#### Testo estratto

Sì, in italiano credo che si renda così.


----------



## ohbice

Ahhhhhhhhhhh, azzaccio, ce n'ho messa... no, direi che anche in italiano [entra un vassallo] o [si sente un tamburo] sono in terza persona.
p

Ps: Sì, cross post, ho capito, descrizioni di scena, indicazioni, "didascalie" come dite voi.
ok, grazie.


----------



## Desi11

ohbice, non ho detto che in italiano non se ne usano in terza persona, ma che in quel contesto in italiano non si risponderebbe mai in terza persona. Certo, se devi descrivere una scena in cui entra un vassallo, scrivi "entra un vassallo", ma se devi descrivere una scena in cui si battono la mani, scrivi semplicemente "battiti di mano". Altri es.: "fruscio del vento", "miagolii", ecc. In italiano, se si parla in maniera impersonale, è preferibile usare i sostantivi.


----------



## Pietruzzo

tsoapm said:


> Stage directions, referring to the players, are always in the third person.





> Exit, pursued by a bear]
> 
> [Enter a Shepherd]


Those don't look like 3rd person forms though


----------



## tsoapm

You’re right you know, and I was wrong. Nevertheless, the third person is used extensively; I suspect its much more prevalent now than in Shakespeare’s time.


----------



## johngiovanni

"Exit" and "Exeunt" are Latin third persons.  They were often used in English stage directions.


----------



## Pietruzzo

johngiovanni said:


> "Exit" and "Exeunt" are Latin third persons.  They were often used in English stage directions.


Fascinating! However, I'm qute sure that "enter" is not Latin.


----------



## johngiovanni

That's true.  But, interestingly, it is "enter" not "enters".  (Subjunctive?  Imperative?")  There is a thread on this: http://forum.wordreference.com/threads/enter-the-characters-name-stage-directions.2763255/
Looks to me like an English version of Latin "_intret_" - third person singular subjunctive of "_intro_".


----------



## Desi11

[Enter a Shepherd] Sembra un congiuntivo esortativo: entri un pastore (nel senso: si faccia entrare un pastore). Non so come viene denominato in inglese.


----------

########

▸ **Compito 1**
Nella discussione sulle didascalie, che cosa sono "Exit" ed "Exeunt" secondo johngiovanni?
▸ **Compito 2**
Ricopia riga per riga tutti i record qui sotto, omettendo le immagini.
I record non hanno nulla a che vedere con la discussione sulle didascalie.

#### Insieme di record

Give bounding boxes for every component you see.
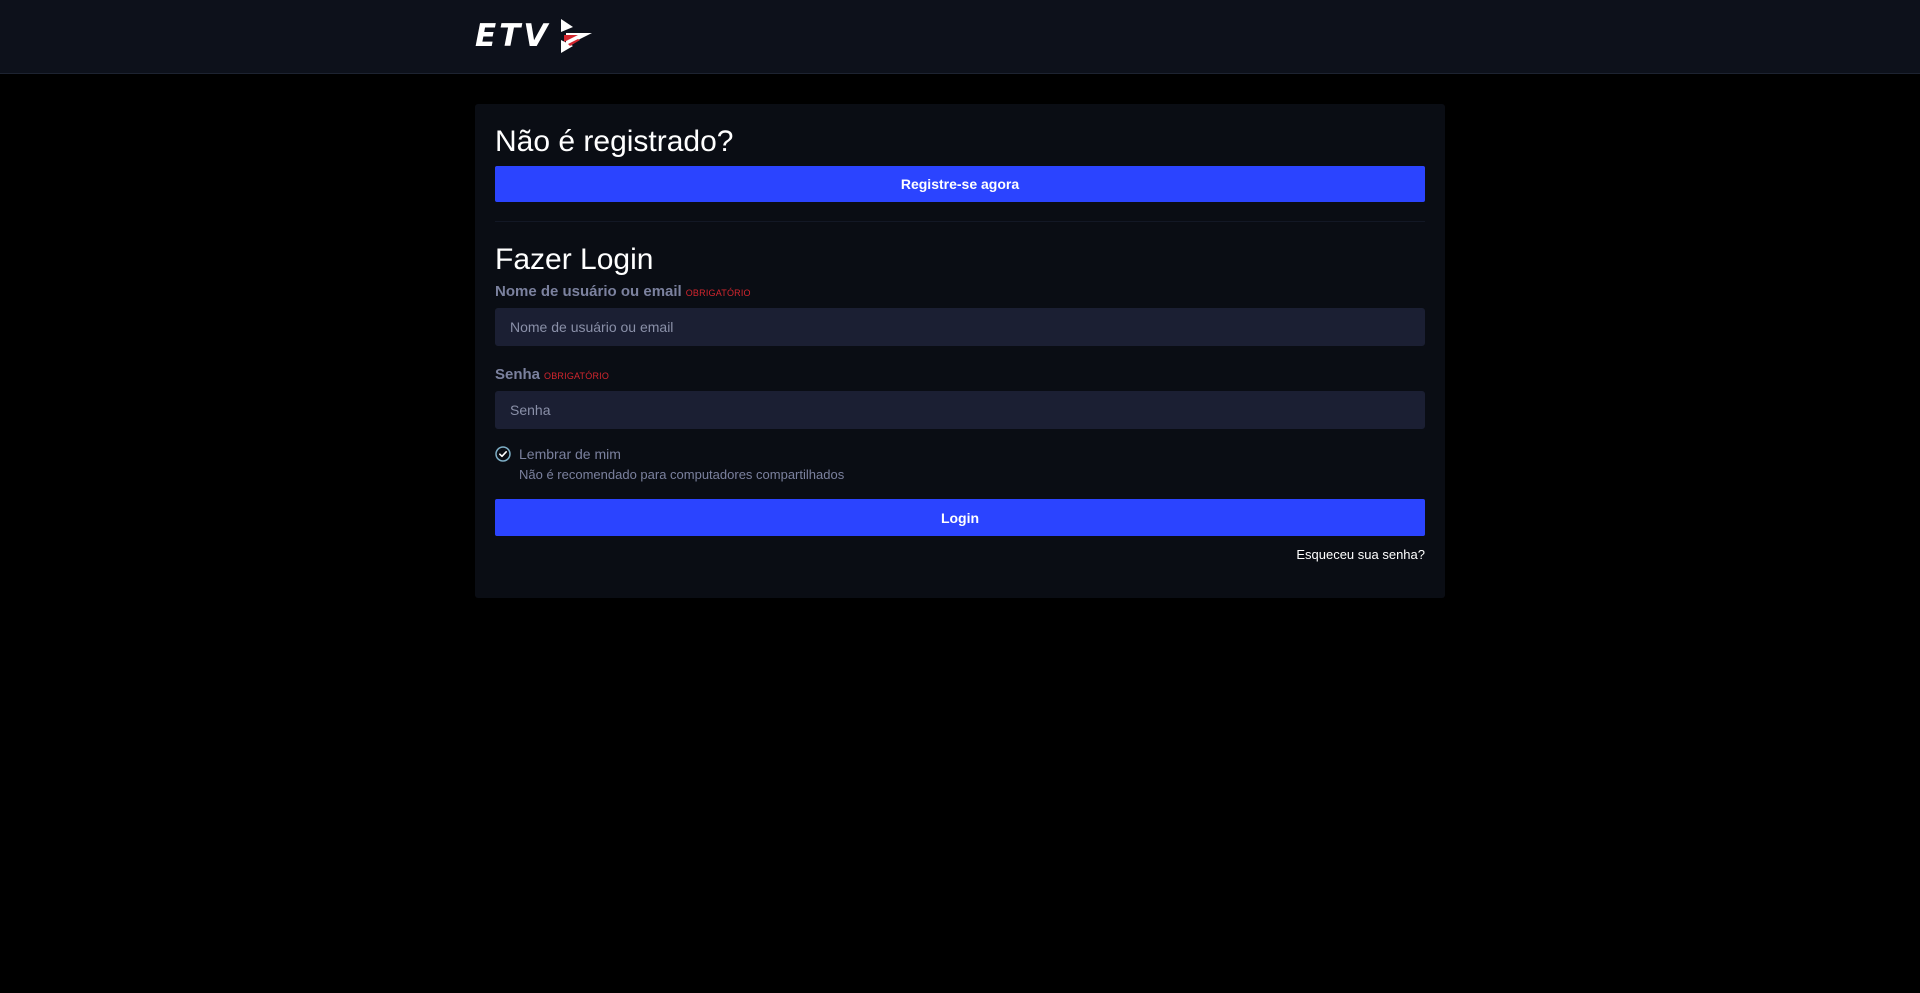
forgot-password-link[interactable]: Esqueceu sua senha? (1296, 547, 1425, 562)
username-label: Nome de usuário ou email OBRIGATÓRIO (495, 283, 751, 300)
password-label: Senha OBRIGATÓRIO (495, 366, 609, 383)
username-label-text: Nome de usuário ou email (495, 283, 682, 300)
remember-me-option[interactable]: Lembrar de mim Não é recomendado para co… (495, 444, 844, 485)
login-heading: Fazer Login (495, 243, 654, 276)
password-input[interactable] (495, 391, 1425, 429)
username-required-tag: OBRIGATÓRIO (685, 288, 751, 298)
username-input[interactable] (495, 308, 1425, 346)
remember-text: Lembrar de mim Não é recomendado para co… (519, 444, 844, 485)
play-arrow-logo-icon (561, 19, 593, 53)
register-button[interactable]: Registre-se agora (495, 166, 1425, 202)
login-button[interactable]: Login (495, 499, 1425, 536)
section-divider (495, 221, 1425, 222)
password-label-text: Senha (495, 366, 541, 383)
login-card: Não é registrado? Registre-se agora Faze… (475, 104, 1445, 598)
remember-me-label[interactable]: Lembrar de mim (519, 444, 844, 464)
register-heading: Não é registrado? (495, 125, 734, 158)
check-circle-icon[interactable] (495, 446, 511, 462)
site-logo[interactable]: ETV (475, 16, 594, 56)
logo-text: ETV (475, 18, 551, 54)
top-bar: ETV (0, 0, 1920, 74)
remember-me-hint: Não é recomendado para computadores comp… (519, 467, 845, 482)
password-required-tag: OBRIGATÓRIO (544, 371, 610, 381)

########

▸ **Risposta 1**
Sono terze persone latine.

▸ **Risposta 2**
Give bounding boxes for every component you see.
forgot-password-link[interactable]: Esqueceu sua senha? (1296, 547, 1425, 562)
username-label: Nome de usuário ou email OBRIGATÓRIO (495, 283, 751, 300)
password-label: Senha OBRIGATÓRIO (495, 366, 609, 383)
username-label-text: Nome de usuário ou email (495, 283, 682, 300)
remember-me-option[interactable]: Lembrar de mim Não é recomendado para co… (495, 444, 844, 485)
login-heading: Fazer Login (495, 243, 654, 276)
password-input[interactable] (495, 391, 1425, 429)
username-required-tag: OBRIGATÓRIO (685, 288, 751, 298)
username-input[interactable] (495, 308, 1425, 346)
remember-text: Lembrar de mim Não é recomendado para co… (519, 444, 844, 485)
play-arrow-logo-icon (561, 19, 593, 53)
register-button[interactable]: Registre-se agora (495, 166, 1425, 202)
login-button[interactable]: Login (495, 499, 1425, 536)
section-divider (495, 221, 1425, 222)
password-label-text: Senha (495, 366, 541, 383)
login-card: Não é registrado? Registre-se agora Faze… (475, 104, 1445, 598)
remember-me-label[interactable]: Lembrar de mim (519, 444, 844, 464)
register-heading: Não é registrado? (495, 125, 734, 158)
check-circle-icon[interactable] (495, 446, 511, 462)
site-logo[interactable]: ETV (475, 16, 594, 56)
logo-text: ETV (475, 18, 551, 54)
top-bar: ETV (0, 0, 1920, 74)
remember-me-hint: Não é recomendado para computadores comp… (519, 467, 845, 482)
password-required-tag: OBRIGATÓRIO (544, 371, 610, 381)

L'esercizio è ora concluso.